**INPUT RECORDS**
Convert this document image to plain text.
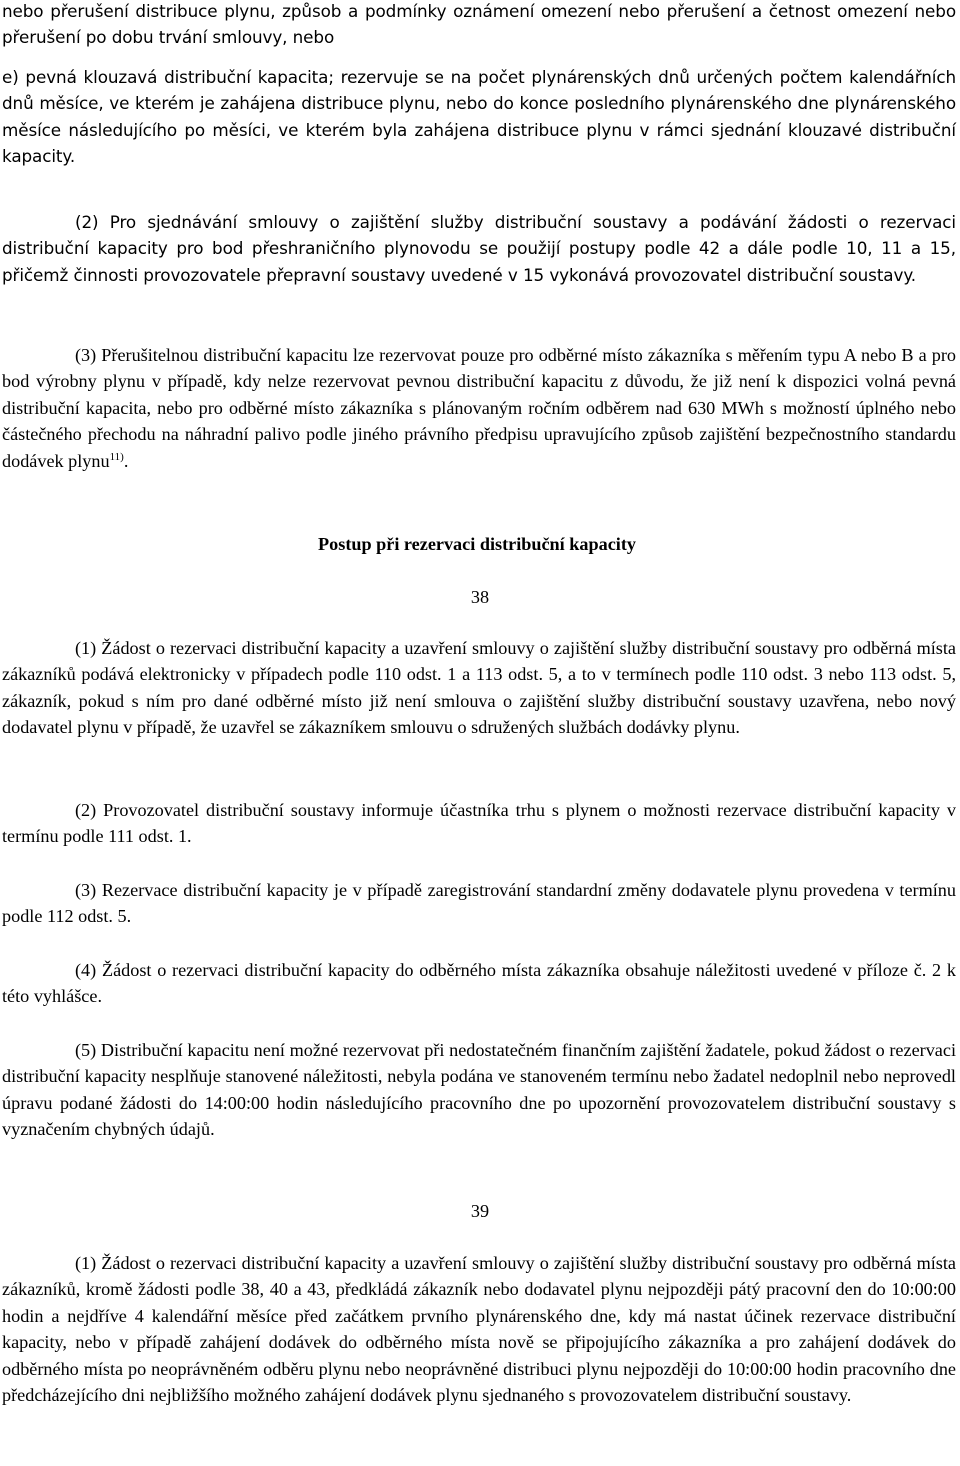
nebo přerušení distribuce plynu, způsob a podmínky oznámení omezení nebo přerušení a četnost omezení nebo přerušení po dobu trvání smlouvy, nebo

e) pevná klouzavá distribuční kapacita; rezervuje se na počet plynárenských dnů určených počtem kalendářních dnů měsíce, ve kterém je zahájena distribuce plynu, nebo do konce posledního plynárenského dne plynárenského měsíce následujícího po měsíci, ve kterém byla zahájena distribuce plynu v rámci sjednání klouzavé distribuční kapacity.

(2) Pro sjednávání smlouvy o zajištění služby distribuční soustavy a podávání žádosti o rezervaci distribuční kapacity pro bod přeshraničního plynovodu se použijí postupy podle 42 a dále podle 10, 11 a 15, přičemž činnosti provozovatele přepravní soustavy uvedené v 15 vykonává provozovatel distribuční soustavy.

(3) Přerušitelnou distribuční kapacitu lze rezervovat pouze pro odběrné místo zákazníka s měřením typu A nebo B a pro bod výrobny plynu v případě, kdy nelze rezervovat pevnou distribuční kapacitu z důvodu, že již není k dispozici volná pevná distribuční kapacita, nebo pro odběrné místo zákazníka s plánovaným ročním odběrem nad 630 MWh s možností úplného nebo částečného přechodu na náhradní palivo podle jiného právního předpisu upravujícího způsob zajištění bezpečnostního standardu dodávek plynu$^{11)}$.

Postup při rezervaci distribuční kapacity

38

(1) Žádost o rezervaci distribuční kapacity a uzavření smlouvy o zajištění služby distribuční soustavy pro odběrná místa zákazníků podává elektronicky v případech podle 110 odst. 1 a 113 odst. 5, a to v termínech podle 110 odst. 3 nebo 113 odst. 5, zákazník, pokud s ním pro dané odběrné místo již není smlouva o zajištění služby distribuční soustavy uzavřena, nebo nový dodavatel plynu v případě, že uzavřel se zákazníkem smlouvu o sdružených službách dodávky plynu.

(2) Provozovatel distribuční soustavy informuje účastníka trhu s plynem o možnosti rezervace distribuční kapacity v termínu podle 111 odst. 1.

(3) Rezervace distribuční kapacity je v případě zaregistrování standardní změny dodavatele plynu provedena v termínu podle 112 odst. 5.

(4) Žádost o rezervaci distribuční kapacity do odběrného místa zákazníka obsahuje náležitosti uvedené v příloze č. 2 k této vyhlášce.

(5) Distribuční kapacitu není možné rezervovat při nedostatečném finančním zajištění žadatele, pokud žádost o rezervaci distribuční kapacity nesplňuje stanovené náležitosti, nebyla podána ve stanoveném termínu nebo žadatel nedoplnil nebo neprovedl úpravu podané žádosti do 14:00:00 hodin následujícího pracovního dne po upozornění provozovatelem distribuční soustavy s vyznačením chybných údajů.

39

(1) Žádost o rezervaci distribuční kapacity a uzavření smlouvy o zajištění služby distribuční soustavy pro odběrná místa zákazníků, kromě žádosti podle 38, 40 a 43, předkládá zákazník nebo dodavatel plynu nejpozději pátý pracovní den do 10:00:00 hodin a nejdříve 4 kalendářní měsíce před začátkem prvního plynárenského dne, kdy má nastat účinek rezervace distribuční kapacity, nebo v případě zahájení dodávek do odběrného místa nově se připojujícího zákazníka a pro zahájení dodávek do odběrného místa po neoprávněném odběru plynu nebo neoprávněné distribuci plynu nejpozději do 10:00:00 hodin pracovního dne předcházejícího dni nejbližšího možného zahájení dodávek plynu sjednaného s provozovatelem distribuční soustavy.
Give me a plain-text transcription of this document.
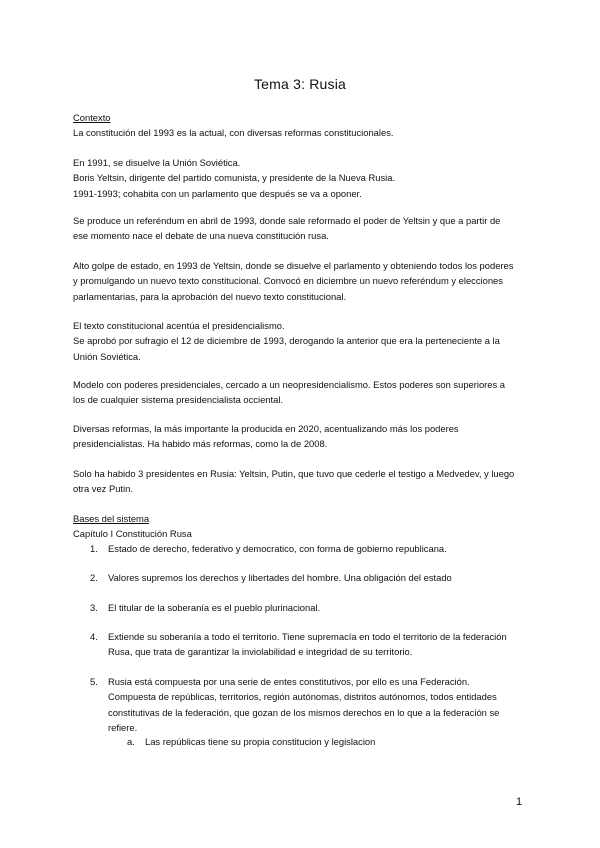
Tema 3: Rusia
Contexto
La constitución del 1993 es la actual, con diversas reformas constitucionales.
En 1991, se disuelve la Unión Soviética.
Boris Yeltsin, dirigente del partido comunista, y presidente de la Nueva Rusia.
1991-1993; cohabita con un parlamento que después se va a oponer.
Se produce un referéndum en abril de 1993, donde sale reformado el poder de Yeltsin y que a partir de
ese momento nace el debate de una nueva constitución rusa.
Alto golpe de estado, en 1993 de Yeltsin, donde se disuelve el parlamento y obteniendo todos los poderes
y promulgando un nuevo texto constitucional. Convocó en diciembre un nuevo referéndum y elecciones
parlamentarias, para la aprobación del nuevo texto constitucional.
El texto constitucional acentúa el presidencialismo.
Se aprobó por sufragio el 12 de diciembre de 1993, derogando la anterior que era la perteneciente a la
Unión Soviética.
Modelo con poderes presidenciales, cercado a un neopresidencialismo. Estos poderes son superiores a
los de cualquier sistema presidencialista occiental.
Diversas reformas, la más importante la producida en 2020, acentualizando más los poderes
presidencialistas. Ha habido más reformas, como la de 2008.
Solo ha habido 3 presidentes en Rusia: Yeltsin, Putin, que tuvo que cederle el testigo a Medvedev, y luego
otra vez Putin.
Bases del sistema
Capítulo I Constitución Rusa
1.	Estado de derecho, federativo y democratico, con forma de gobierno republicana.
2.	Valores supremos los derechos y libertades del hombre. Una obligación del estado
3.	El titular de la soberanía es el pueblo plurinacional.
4.	Extiende su soberanía a todo el territorio. Tiene supremacía en todo el territorio de la federación
Rusa, que trata de garantizar la inviolabilidad e integridad de su territorio.
5.	Rusia está compuesta por una serie de entes constitutivos, por ello es una Federación.
Compuesta de repúblicas, territorios, región autónomas, distritos autónomos, todos entidades
constitutivas de la federación, que gozan de los mismos derechos en lo que a la federación se
refiere.
a. Las repúblicas tiene su propia constitucion y legislacion
1
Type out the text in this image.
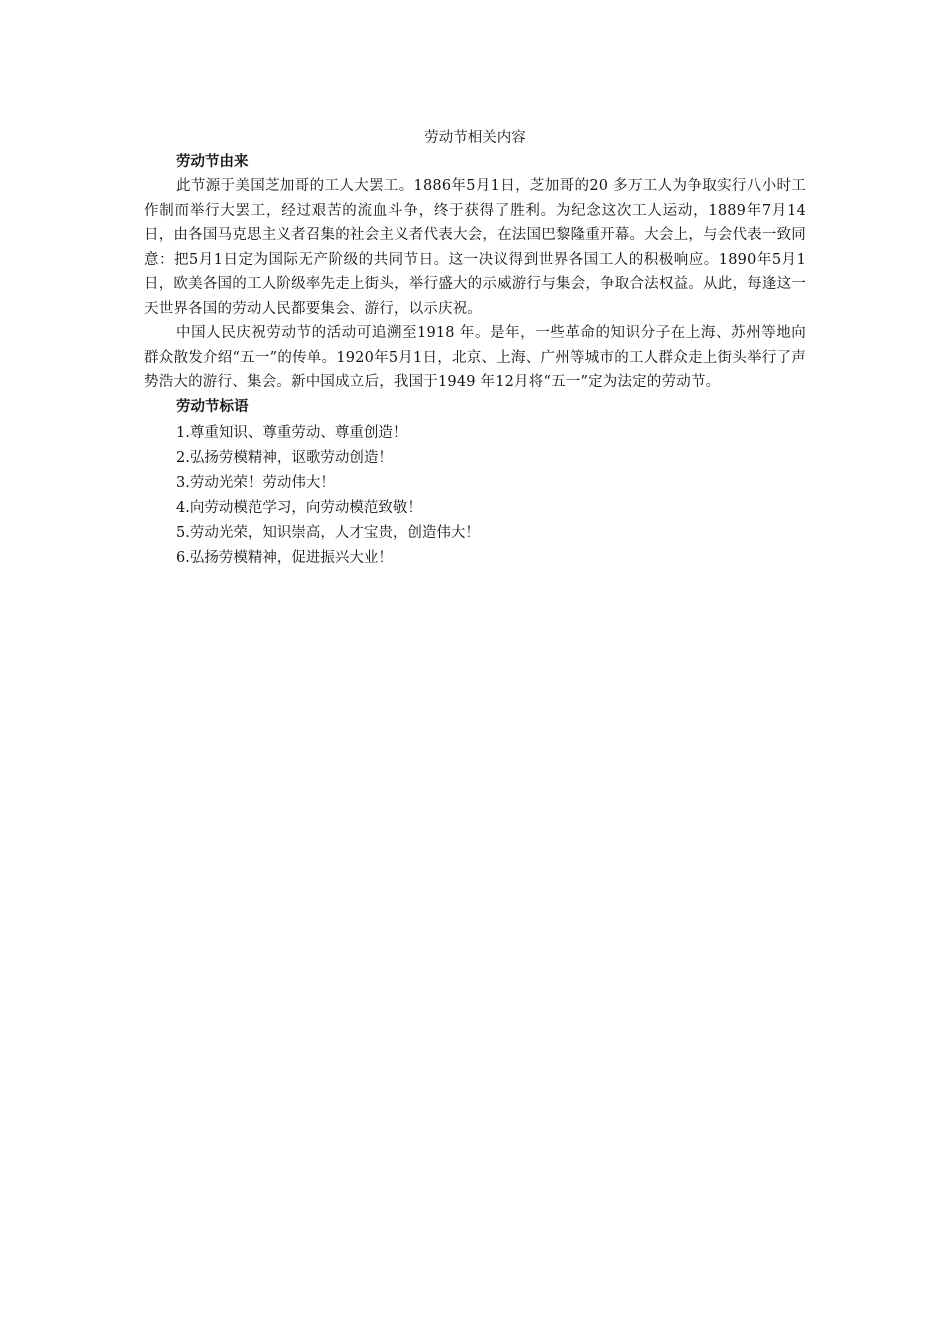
劳动节相关内容
劳动节由来

此节源于美国芝加哥的工人大罢工。1886年5月1日，芝加哥的20 多万工人为争取实行八小时工作制而举行大罢工，经过艰苦的流血斗争，终于获得了胜利。为纪念这次工人运动，1889年7月14日，由各国马克思主义者召集的社会主义者代表大会，在法国巴黎隆重开幕。大会上，与会代表一致同意：把5月1日定为国际无产阶级的共同节日。这一决议得到世界各国工人的积极响应。1890年5月1日，欧美各国的工人阶级率先走上街头，举行盛大的示威游行与集会，争取合法权益。从此，每逢这一天世界各国的劳动人民都要集会、游行，以示庆祝。

中国人民庆祝劳动节的活动可追溯至1918 年。是年，一些革命的知识分子在上海、苏州等地向群众散发介绍“五一”的传单。1920年5月1日，北京、上海、广州等城市的工人群众走上街头举行了声势浩大的游行、集会。新中国成立后，我国于1949 年12月将“五一”定为法定的劳动节。

劳动节标语
1.尊重知识、尊重劳动、尊重创造！
2.弘扬劳模精神，讴歌劳动创造！
3.劳动光荣！劳动伟大！
4.向劳动模范学习，向劳动模范致敬！
5.劳动光荣，知识崇高，人才宝贵，创造伟大！
6.弘扬劳模精神，促进振兴大业！
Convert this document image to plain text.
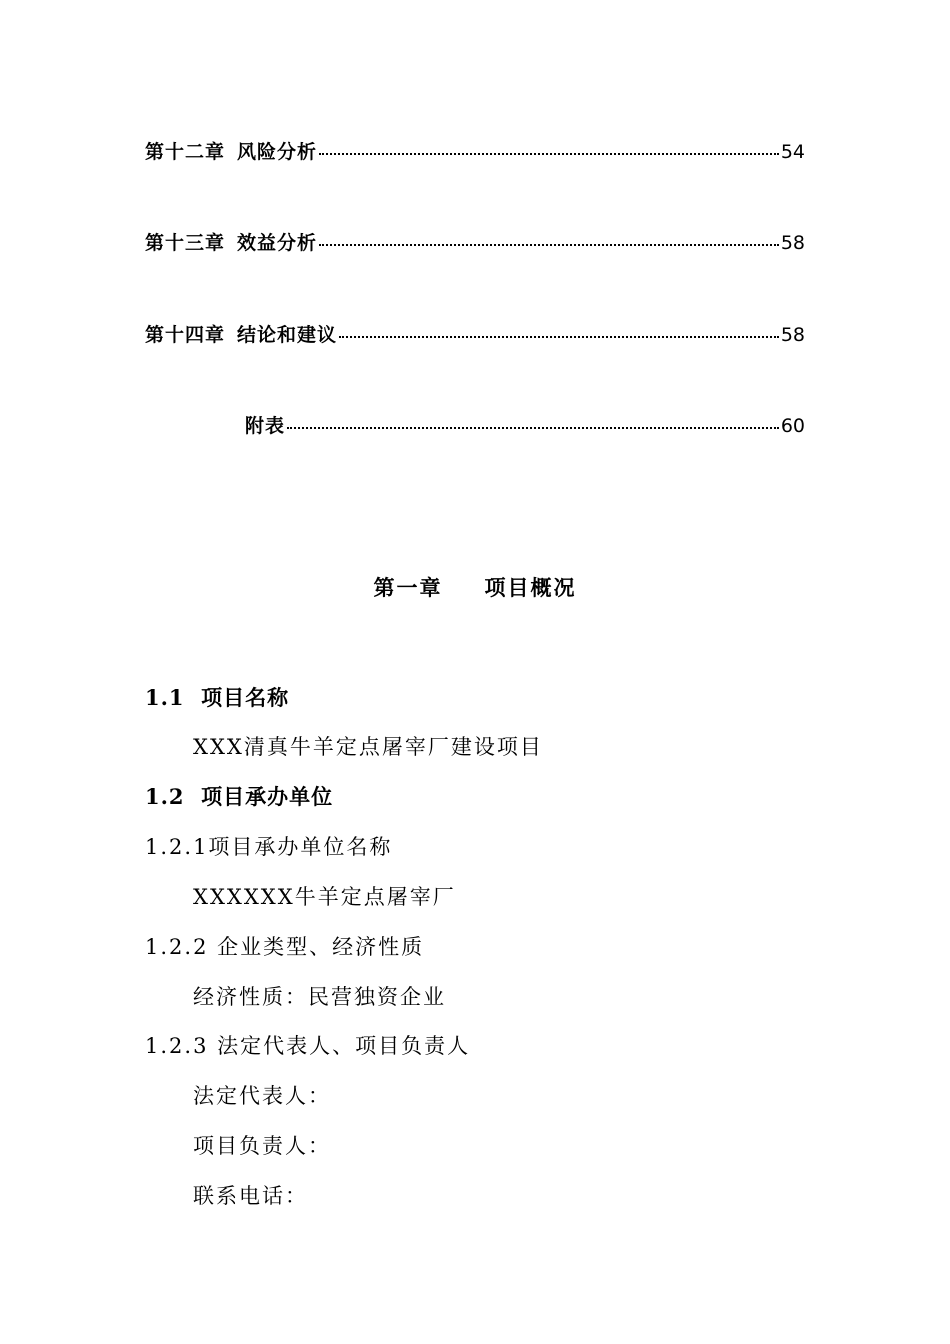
第十二章 风险分析	54
第十三章 效益分析	58
第十四章 结论和建议	58
附表	60
第一章 项目概况
1.1  项目名称
XXX清真牛羊定点屠宰厂建设项目
1.2  项目承办单位
1.2.1项目承办单位名称
XXXXXX牛羊定点屠宰厂
1.2.2 企业类型、经济性质
经济性质：民营独资企业
1.2.3 法定代表人、项目负责人
法定代表人：
项目负责人：
联系电话：
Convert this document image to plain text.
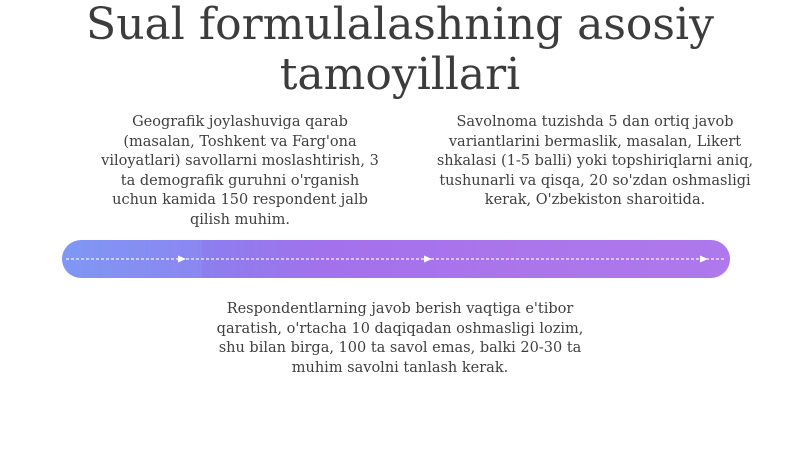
Sual formulalashning asosiy tamoyillari
Geografik joylashuviga qarab (masalan, Toshkent va Farg'ona viloyatlari) savollarni moslashtirish, 3 ta demografik guruhni o'rganish uchun kamida 150 respondent jalb qilish muhim.
Savolnoma tuzishda 5 dan ortiq javob variantlarini bermaslik, masalan, Likert shkalasi (1-5 balli) yoki topshiriqlarni aniq, tushunarli va qisqa, 20 so'zdan oshmasligi kerak, O'zbekiston sharoitida.
Respondentlarning javob berish vaqtiga e'tibor qaratish, o'rtacha 10 daqiqadan oshmasligi lozim, shu bilan birga, 100 ta savol emas, balki 20-30 ta muhim savolni tanlash kerak.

**STATED PROBLEM**
In the records above, locate the lines holding the word "provozovatelem". Copy each of them.

**SOLUTION FOR THIS TASK**
(5) Distribuční kapacitu není možné rezervovat při nedostatečném finančním zajištění žadatele, pokud žádost o rezervaci distribuční kapacity nesplňuje stanovené náležitosti, nebyla podána ve stanoveném termínu nebo žadatel nedoplnil nebo neprovedl úpravu podané žádosti do 14:00:00 hodin následujícího pracovního dne po upozornění provozovatelem distribuční soustavy s vyznačením chybných údajů.
(1) Žádost o rezervaci distribuční kapacity a uzavření smlouvy o zajištění služby distribuční soustavy pro odběrná místa zákazníků, kromě žádosti podle 38, 40 a 43, předkládá zákazník nebo dodavatel plynu nejpozději pátý pracovní den do 10:00:00 hodin a nejdříve 4 kalendářní měsíce před začátkem prvního plynárenského dne, kdy má nastat účinek rezervace distribuční kapacity, nebo v případě zahájení dodávek do odběrného místa nově se připojujícího zákazníka a pro zahájení dodávek do odběrného místa po neoprávněném odběru plynu nebo neoprávněné distribuci plynu nejpozději do 10:00:00 hodin pracovního dne předcházejícího dni nejbližšího možného zahájení dodávek plynu sjednaného s provozovatelem distribuční soustavy.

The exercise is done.